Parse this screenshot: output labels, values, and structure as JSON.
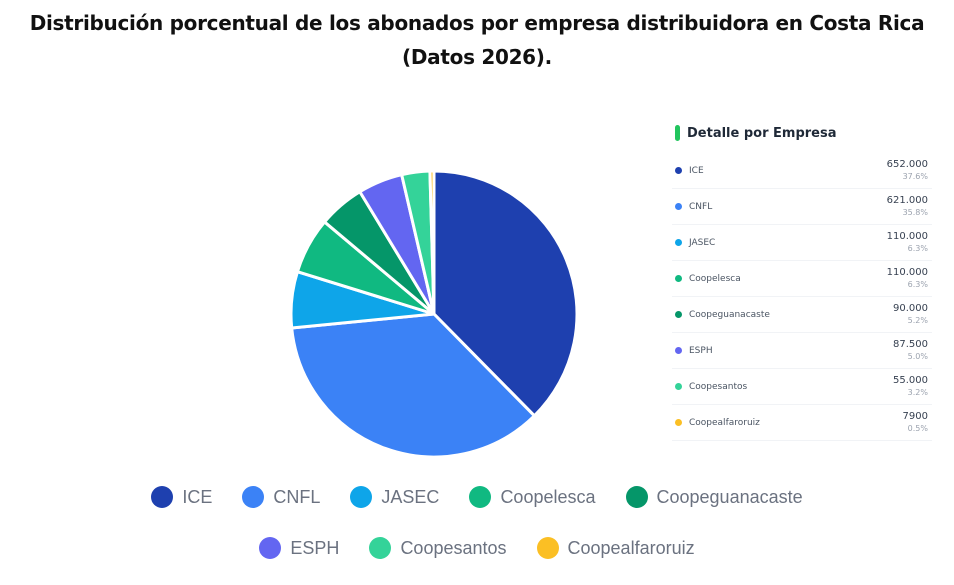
{
  "title": {
    "line1": "Distribución porcentual de los abonados por empresa distribuidora en Costa Rica",
    "line2": "(Datos 2026)."
  },
  "detail_panel": {
    "title": "Detalle por Empresa",
    "accent_color": "#22c55e",
    "rows": [
      {
        "name": "ICE",
        "value": "652.000",
        "pct": "37.6%",
        "color": "#1e40af"
      },
      {
        "name": "CNFL",
        "value": "621.000",
        "pct": "35.8%",
        "color": "#3b82f6"
      },
      {
        "name": "JASEC",
        "value": "110.000",
        "pct": "6.3%",
        "color": "#0ea5e9"
      },
      {
        "name": "Coopelesca",
        "value": "110.000",
        "pct": "6.3%",
        "color": "#10b981"
      },
      {
        "name": "Coopeguanacaste",
        "value": "90.000",
        "pct": "5.2%",
        "color": "#059669"
      },
      {
        "name": "ESPH",
        "value": "87.500",
        "pct": "5.0%",
        "color": "#6366f1"
      },
      {
        "name": "Coopesantos",
        "value": "55.000",
        "pct": "3.2%",
        "color": "#34d399"
      },
      {
        "name": "Coopealfaroruiz",
        "value": "7900",
        "pct": "0.5%",
        "color": "#fbbf24"
      }
    ]
  },
  "legend": {
    "row1": [
      {
        "label": "ICE",
        "color": "#1e40af"
      },
      {
        "label": "CNFL",
        "color": "#3b82f6"
      },
      {
        "label": "JASEC",
        "color": "#0ea5e9"
      },
      {
        "label": "Coopelesca",
        "color": "#10b981"
      },
      {
        "label": "Coopeguanacaste",
        "color": "#059669"
      }
    ],
    "row2": [
      {
        "label": "ESPH",
        "color": "#6366f1"
      },
      {
        "label": "Coopesantos",
        "color": "#34d399"
      },
      {
        "label": "Coopealfaroruiz",
        "color": "#fbbf24"
      }
    ]
  },
  "chart_data": {
    "type": "pie",
    "title": "Distribución porcentual de los abonados por empresa distribuidora en Costa Rica (Datos 2026).",
    "categories": [
      "ICE",
      "CNFL",
      "JASEC",
      "Coopelesca",
      "Coopeguanacaste",
      "ESPH",
      "Coopesantos",
      "Coopealfaroruiz"
    ],
    "values": [
      652000,
      621000,
      110000,
      110000,
      90000,
      87500,
      55000,
      7900
    ],
    "percentages": [
      37.6,
      35.8,
      6.3,
      6.3,
      5.2,
      5.0,
      3.2,
      0.5
    ],
    "colors": [
      "#1e40af",
      "#3b82f6",
      "#0ea5e9",
      "#10b981",
      "#059669",
      "#6366f1",
      "#34d399",
      "#fbbf24"
    ],
    "start_angle": "12 o'clock",
    "direction": "clockwise",
    "legend_position": "bottom",
    "xlabel": "",
    "ylabel": ""
  }
}
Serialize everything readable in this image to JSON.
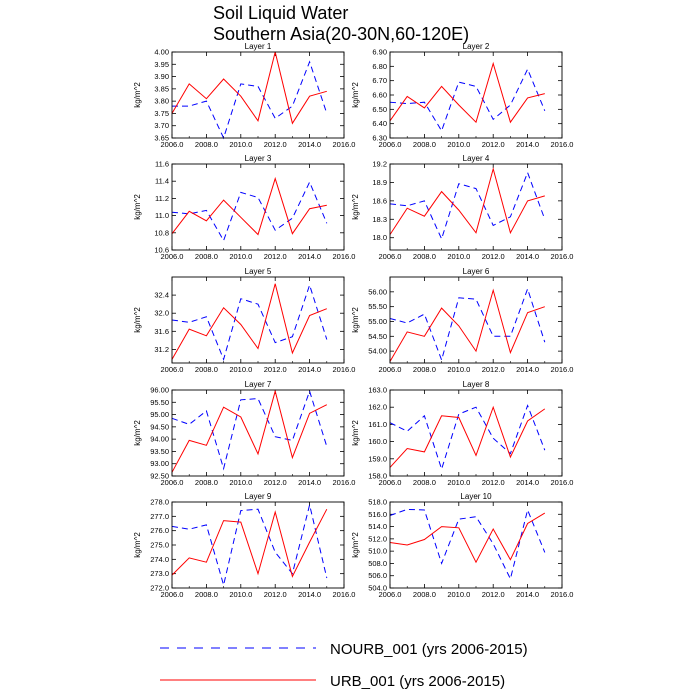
{
  "title": {
    "line1": "Soil Liquid Water",
    "line2": "Southern Asia(20-30N,60-120E)"
  },
  "legend": [
    {
      "label": "NOURB_001 (yrs 2006-2015)",
      "color": "#0000ff",
      "style": "dashed"
    },
    {
      "label": "URB_001 (yrs 2006-2015)",
      "color": "#ff0000",
      "style": "solid"
    }
  ],
  "chart_data": [
    {
      "type": "line",
      "title": "Layer 1",
      "ylabel": "kg/m^2",
      "x": [
        2006,
        2007,
        2008,
        2009,
        2010,
        2011,
        2012,
        2013,
        2014,
        2015
      ],
      "xlim": [
        2006,
        2016
      ],
      "xticks": [
        "2006.0",
        "2008.0",
        "2010.0",
        "2012.0",
        "2014.0",
        "2016.0"
      ],
      "ylim": [
        3.65,
        4.0
      ],
      "yticks": [
        "3.65",
        "3.70",
        "3.75",
        "3.80",
        "3.85",
        "3.90",
        "3.95",
        "4.00"
      ],
      "series": [
        {
          "name": "NOURB_001 (yrs 2006-2015)",
          "values": [
            3.78,
            3.78,
            3.8,
            3.65,
            3.87,
            3.86,
            3.73,
            3.78,
            3.96,
            3.75
          ]
        },
        {
          "name": "URB_001 (yrs 2006-2015)",
          "values": [
            3.75,
            3.87,
            3.81,
            3.89,
            3.82,
            3.72,
            4.0,
            3.71,
            3.82,
            3.84
          ]
        }
      ]
    },
    {
      "type": "line",
      "title": "Layer 2",
      "ylabel": "kg/m^2",
      "x": [
        2006,
        2007,
        2008,
        2009,
        2010,
        2011,
        2012,
        2013,
        2014,
        2015
      ],
      "xlim": [
        2006,
        2016
      ],
      "xticks": [
        "2006.0",
        "2008.0",
        "2010.0",
        "2012.0",
        "2014.0",
        "2016.0"
      ],
      "ylim": [
        6.3,
        6.9
      ],
      "yticks": [
        "6.30",
        "6.40",
        "6.50",
        "6.60",
        "6.70",
        "6.80",
        "6.90"
      ],
      "series": [
        {
          "name": "NOURB_001 (yrs 2006-2015)",
          "values": [
            6.55,
            6.54,
            6.55,
            6.35,
            6.69,
            6.66,
            6.43,
            6.53,
            6.78,
            6.49
          ]
        },
        {
          "name": "URB_001 (yrs 2006-2015)",
          "values": [
            6.42,
            6.59,
            6.51,
            6.66,
            6.53,
            6.41,
            6.82,
            6.41,
            6.58,
            6.61
          ]
        }
      ]
    },
    {
      "type": "line",
      "title": "Layer 3",
      "ylabel": "kg/m^2",
      "x": [
        2006,
        2007,
        2008,
        2009,
        2010,
        2011,
        2012,
        2013,
        2014,
        2015
      ],
      "xlim": [
        2006,
        2016
      ],
      "xticks": [
        "2006.0",
        "2008.0",
        "2010.0",
        "2012.0",
        "2014.0",
        "2016.0"
      ],
      "ylim": [
        10.6,
        11.6
      ],
      "yticks": [
        "10.6",
        "10.8",
        "11.0",
        "11.2",
        "11.4",
        "11.6"
      ],
      "series": [
        {
          "name": "NOURB_001 (yrs 2006-2015)",
          "values": [
            11.04,
            11.02,
            11.06,
            10.71,
            11.27,
            11.21,
            10.83,
            10.97,
            11.39,
            10.91
          ]
        },
        {
          "name": "URB_001 (yrs 2006-2015)",
          "values": [
            10.79,
            11.05,
            10.94,
            11.18,
            10.98,
            10.78,
            11.43,
            10.79,
            11.08,
            11.12
          ]
        }
      ]
    },
    {
      "type": "line",
      "title": "Layer 4",
      "ylabel": "kg/m^2",
      "x": [
        2006,
        2007,
        2008,
        2009,
        2010,
        2011,
        2012,
        2013,
        2014,
        2015
      ],
      "xlim": [
        2006,
        2016
      ],
      "xticks": [
        "2006.0",
        "2008.0",
        "2010.0",
        "2012.0",
        "2014.0",
        "2016.0"
      ],
      "ylim": [
        17.8,
        19.2
      ],
      "yticks": [
        "18.0",
        "18.3",
        "18.6",
        "18.9",
        "19.2"
      ],
      "series": [
        {
          "name": "NOURB_001 (yrs 2006-2015)",
          "values": [
            18.55,
            18.52,
            18.6,
            17.98,
            18.88,
            18.8,
            18.2,
            18.34,
            19.06,
            18.3
          ]
        },
        {
          "name": "URB_001 (yrs 2006-2015)",
          "values": [
            18.05,
            18.48,
            18.35,
            18.75,
            18.45,
            18.08,
            19.12,
            18.08,
            18.6,
            18.68
          ]
        }
      ]
    },
    {
      "type": "line",
      "title": "Layer 5",
      "ylabel": "kg/m^2",
      "x": [
        2006,
        2007,
        2008,
        2009,
        2010,
        2011,
        2012,
        2013,
        2014,
        2015
      ],
      "xlim": [
        2006,
        2016
      ],
      "xticks": [
        "2006.0",
        "2008.0",
        "2010.0",
        "2012.0",
        "2014.0",
        "2016.0"
      ],
      "ylim": [
        30.9,
        32.8
      ],
      "yticks": [
        "31.2",
        "31.6",
        "32.0",
        "32.4"
      ],
      "series": [
        {
          "name": "NOURB_001 (yrs 2006-2015)",
          "values": [
            31.85,
            31.8,
            31.92,
            30.98,
            32.32,
            32.2,
            31.35,
            31.48,
            32.62,
            31.42
          ]
        },
        {
          "name": "URB_001 (yrs 2006-2015)",
          "values": [
            30.98,
            31.65,
            31.5,
            32.12,
            31.75,
            31.22,
            32.65,
            31.12,
            31.95,
            32.1
          ]
        }
      ]
    },
    {
      "type": "line",
      "title": "Layer 6",
      "ylabel": "kg/m^2",
      "x": [
        2006,
        2007,
        2008,
        2009,
        2010,
        2011,
        2012,
        2013,
        2014,
        2015
      ],
      "xlim": [
        2006,
        2016
      ],
      "xticks": [
        "2006.0",
        "2008.0",
        "2010.0",
        "2012.0",
        "2014.0",
        "2016.0"
      ],
      "ylim": [
        53.6,
        56.5
      ],
      "yticks": [
        "54.00",
        "54.50",
        "55.00",
        "55.50",
        "56.00"
      ],
      "series": [
        {
          "name": "NOURB_001 (yrs 2006-2015)",
          "values": [
            55.1,
            54.95,
            55.25,
            53.7,
            55.8,
            55.75,
            54.5,
            54.5,
            56.1,
            54.3
          ]
        },
        {
          "name": "URB_001 (yrs 2006-2015)",
          "values": [
            53.65,
            54.65,
            54.5,
            55.45,
            54.85,
            54.0,
            56.05,
            53.95,
            55.3,
            55.5
          ]
        }
      ]
    },
    {
      "type": "line",
      "title": "Layer 7",
      "ylabel": "kg/m^2",
      "x": [
        2006,
        2007,
        2008,
        2009,
        2010,
        2011,
        2012,
        2013,
        2014,
        2015
      ],
      "xlim": [
        2006,
        2016
      ],
      "xticks": [
        "2006.0",
        "2008.0",
        "2010.0",
        "2012.0",
        "2014.0",
        "2016.0"
      ],
      "ylim": [
        92.5,
        96.0
      ],
      "yticks": [
        "92.50",
        "93.00",
        "93.50",
        "94.00",
        "94.50",
        "95.00",
        "95.50",
        "96.00"
      ],
      "series": [
        {
          "name": "NOURB_001 (yrs 2006-2015)",
          "values": [
            94.85,
            94.6,
            95.15,
            92.8,
            95.6,
            95.65,
            94.1,
            93.95,
            95.95,
            93.7
          ]
        },
        {
          "name": "URB_001 (yrs 2006-2015)",
          "values": [
            92.65,
            93.95,
            93.75,
            95.3,
            94.9,
            93.4,
            95.95,
            93.25,
            95.05,
            95.4
          ]
        }
      ]
    },
    {
      "type": "line",
      "title": "Layer 8",
      "ylabel": "kg/m^2",
      "x": [
        2006,
        2007,
        2008,
        2009,
        2010,
        2011,
        2012,
        2013,
        2014,
        2015
      ],
      "xlim": [
        2006,
        2016
      ],
      "xticks": [
        "2006.0",
        "2008.0",
        "2010.0",
        "2012.0",
        "2014.0",
        "2016.0"
      ],
      "ylim": [
        158.0,
        163.0
      ],
      "yticks": [
        "158.0",
        "159.0",
        "160.0",
        "161.0",
        "162.0",
        "163.0"
      ],
      "series": [
        {
          "name": "NOURB_001 (yrs 2006-2015)",
          "values": [
            161.1,
            160.6,
            161.5,
            158.4,
            161.6,
            162.0,
            160.2,
            159.3,
            162.1,
            159.5
          ]
        },
        {
          "name": "URB_001 (yrs 2006-2015)",
          "values": [
            158.5,
            159.6,
            159.4,
            161.5,
            161.4,
            159.2,
            162.0,
            159.1,
            161.2,
            161.9
          ]
        }
      ]
    },
    {
      "type": "line",
      "title": "Layer 9",
      "ylabel": "kg/m^2",
      "x": [
        2006,
        2007,
        2008,
        2009,
        2010,
        2011,
        2012,
        2013,
        2014,
        2015
      ],
      "xlim": [
        2006,
        2016
      ],
      "xticks": [
        "2006.0",
        "2008.0",
        "2010.0",
        "2012.0",
        "2014.0",
        "2016.0"
      ],
      "ylim": [
        272.0,
        278.0
      ],
      "yticks": [
        "272.0",
        "273.0",
        "274.0",
        "275.0",
        "276.0",
        "277.0",
        "278.0"
      ],
      "series": [
        {
          "name": "NOURB_001 (yrs 2006-2015)",
          "values": [
            276.3,
            276.1,
            276.4,
            272.2,
            277.4,
            277.5,
            274.5,
            273.0,
            277.8,
            272.7
          ]
        },
        {
          "name": "URB_001 (yrs 2006-2015)",
          "values": [
            272.9,
            274.1,
            273.8,
            276.7,
            276.6,
            273.0,
            277.3,
            272.8,
            275.2,
            277.5
          ]
        }
      ]
    },
    {
      "type": "line",
      "title": "Layer 10",
      "ylabel": "kg/m^2",
      "x": [
        2006,
        2007,
        2008,
        2009,
        2010,
        2011,
        2012,
        2013,
        2014,
        2015
      ],
      "xlim": [
        2006,
        2016
      ],
      "xticks": [
        "2006.0",
        "2008.0",
        "2010.0",
        "2012.0",
        "2014.0",
        "2016.0"
      ],
      "ylim": [
        504.0,
        518.0
      ],
      "yticks": [
        "504.0",
        "506.0",
        "508.0",
        "510.0",
        "512.0",
        "514.0",
        "516.0",
        "518.0"
      ],
      "series": [
        {
          "name": "NOURB_001 (yrs 2006-2015)",
          "values": [
            515.8,
            516.8,
            516.7,
            508.0,
            515.2,
            515.6,
            511.2,
            505.5,
            516.7,
            509.8
          ]
        },
        {
          "name": "URB_001 (yrs 2006-2015)",
          "values": [
            511.4,
            511.0,
            511.9,
            514.0,
            513.8,
            508.2,
            513.6,
            508.6,
            514.5,
            516.2
          ]
        }
      ]
    }
  ]
}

- WHAT TO WORK ON: Copy, from the material, each line that holds the string "abonados".

- COMPLETE RESPONSE:
    "line1": "Distribución porcentual de los abonados por empresa distribuidora en Costa Rica",
    "title": "Distribución porcentual de los abonados por empresa distribuidora en Costa Rica (Datos 2026).",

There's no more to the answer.